▸ Records shown:
----------------------------------------
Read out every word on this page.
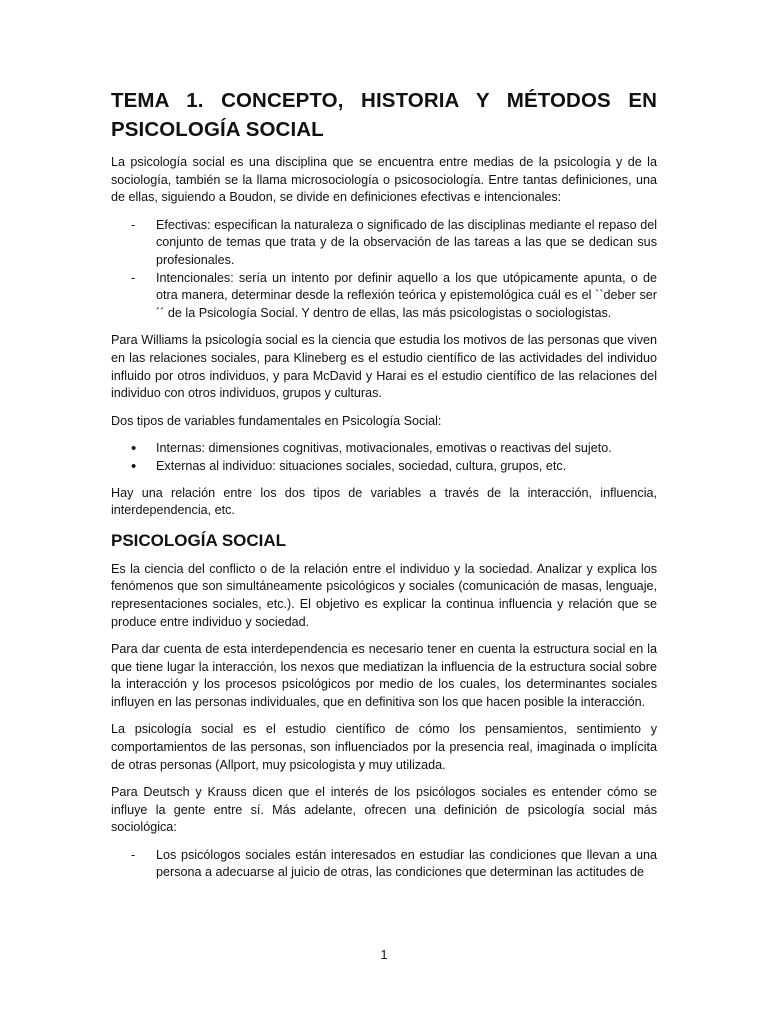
TEMA 1. CONCEPTO, HISTORIA Y MÉTODOS EN PSICOLOGÍA SOCIAL

La psicología social es una disciplina que se encuentra entre medias de la psicología y de la sociología, también se la llama microsociología o psicosociología. Entre tantas definiciones, una de ellas, siguiendo a Boudon, se divide en definiciones efectivas e intencionales:

- Efectivas: especifican la naturaleza o significado de las disciplinas mediante el repaso del conjunto de temas que trata y de la observación de las tareas a las que se dedican sus profesionales.
- Intencionales: sería un intento por definir aquello a los que utópicamente apunta, o de otra manera, determinar desde la reflexión teórica y epistemológica cuál es el ``deber ser´´ de la Psicología Social. Y dentro de ellas, las más psicologistas o sociologistas.

Para Williams la psicología social es la ciencia que estudia los motivos de las personas que viven en las relaciones sociales, para Klineberg es el estudio científico de las actividades del individuo influido por otros individuos, y para McDavid y Harai es el estudio científico de las relaciones del individuo con otros individuos, grupos y culturas.

Dos tipos de variables fundamentales en Psicología Social:

• Internas: dimensiones cognitivas, motivacionales, emotivas o reactivas del sujeto.
• Externas al individuo: situaciones sociales, sociedad, cultura, grupos, etc.

Hay una relación entre los dos tipos de variables a través de la interacción, influencia, interdependencia, etc.

PSICOLOGÍA SOCIAL

Es la ciencia del conflicto o de la relación entre el individuo y la sociedad. Analizar y explica los fenómenos que son simultáneamente psicológicos y sociales (comunicación de masas, lenguaje, representaciones sociales, etc.). El objetivo es explicar la continua influencia y relación que se produce entre individuo y sociedad.

Para dar cuenta de esta interdependencia es necesario tener en cuenta la estructura social en la que tiene lugar la interacción, los nexos que mediatizan la influencia de la estructura social sobre la interacción y los procesos psicológicos por medio de los cuales, los determinantes sociales influyen en las personas individuales, que en definitiva son los que hacen posible la interacción.

La psicología social es el estudio científico de cómo los pensamientos, sentimiento y comportamientos de las personas, son influenciados por la presencia real, imaginada o implícita de otras personas (Allport, muy psicologista y muy utilizada.

Para Deutsch y Krauss dicen que el interés de los psicólogos sociales es entender cómo se influye la gente entre sí. Más adelante, ofrecen una definición de psicología social más sociológica:

- Los psicólogos sociales están interesados en estudiar las condiciones que llevan a una persona a adecuarse al juicio de otras, las condiciones que determinan las actitudes de
1
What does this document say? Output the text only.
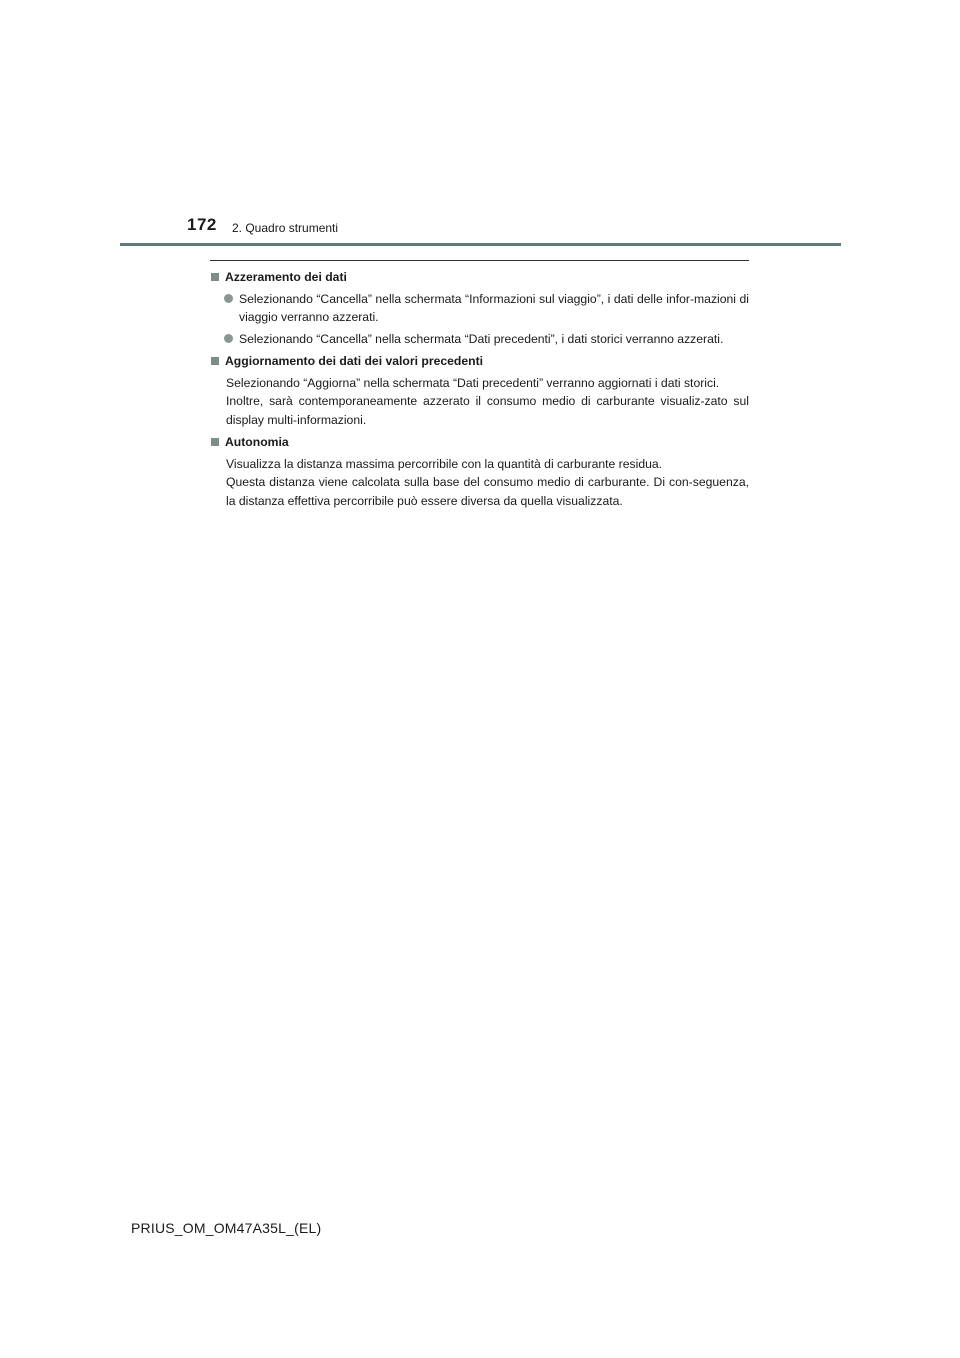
172 2. Quadro strumenti
Azzeramento dei dati
Selezionando “Cancella” nella schermata “Informazioni sul viaggio”, i dati delle infor-mazioni di viaggio verranno azzerati.
Selezionando “Cancella” nella schermata “Dati precedenti”, i dati storici verranno azzerati.
Aggiornamento dei dati dei valori precedenti
Selezionando “Aggiorna” nella schermata “Dati precedenti” verranno aggiornati i dati storici.
Inoltre, sarà contemporaneamente azzerato il consumo medio di carburante visualiz-zato sul display multi-informazioni.
Autonomia
Visualizza la distanza massima percorribile con la quantità di carburante residua.
Questa distanza viene calcolata sulla base del consumo medio di carburante. Di con-seguenza, la distanza effettiva percorribile può essere diversa da quella visualizzata.
PRIUS_OM_OM47A35L_(EL)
----------------------------------------
▸ The request:
Work out how many lines of the data above hold the word "this", and write only the count.

▸ The reply:
2